-- Start Provided data --

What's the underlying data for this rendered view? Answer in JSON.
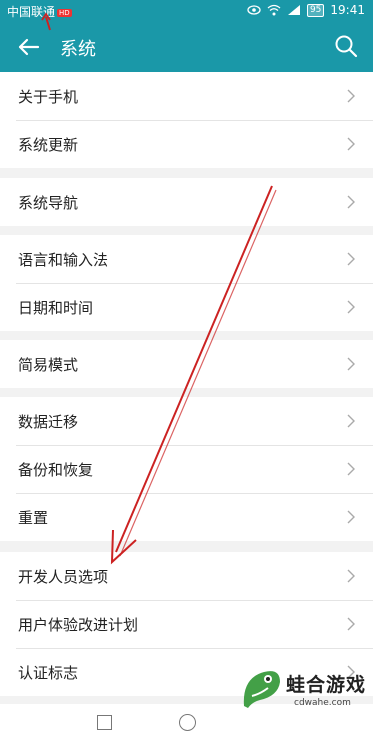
{
  "status_bar": {
    "carrier": "中国联通",
    "carrier_badge": "HD",
    "battery": "95",
    "time": "19:41",
    "icons": [
      "eye-icon",
      "wifi-icon",
      "signal-icon",
      "battery-icon"
    ]
  },
  "header": {
    "title": "系统",
    "back_icon": "arrow-left-icon",
    "search_icon": "search-icon",
    "background": "#1a98a8"
  },
  "settings": {
    "group1": [
      {
        "label": "关于手机"
      },
      {
        "label": "系统更新"
      }
    ],
    "group2": [
      {
        "label": "系统导航"
      }
    ],
    "group3": [
      {
        "label": "语言和输入法"
      },
      {
        "label": "日期和时间"
      }
    ],
    "group4": [
      {
        "label": "简易模式"
      }
    ],
    "group5": [
      {
        "label": "数据迁移"
      },
      {
        "label": "备份和恢复"
      },
      {
        "label": "重置"
      }
    ],
    "group6": [
      {
        "label": "开发人员选项"
      },
      {
        "label": "用户体验改进计划"
      },
      {
        "label": "认证标志"
      }
    ]
  },
  "watermark": {
    "name": "蛙合游戏",
    "url": "cdwahe.com"
  },
  "colors": {
    "accent": "#1a98a8",
    "annotation_arrow": "#cc2222"
  }
}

-- End Provided data --

— Stated exercise —
For the listing above, identify each line bearing "label".

— Result of this exercise —
        "label": "关于手机"
        "label": "系统更新"
        "label": "系统导航"
        "label": "语言和输入法"
        "label": "日期和时间"
        "label": "简易模式"
        "label": "数据迁移"
        "label": "备份和恢复"
        "label": "重置"
        "label": "开发人员选项"
        "label": "用户体验改进计划"
        "label": "认证标志"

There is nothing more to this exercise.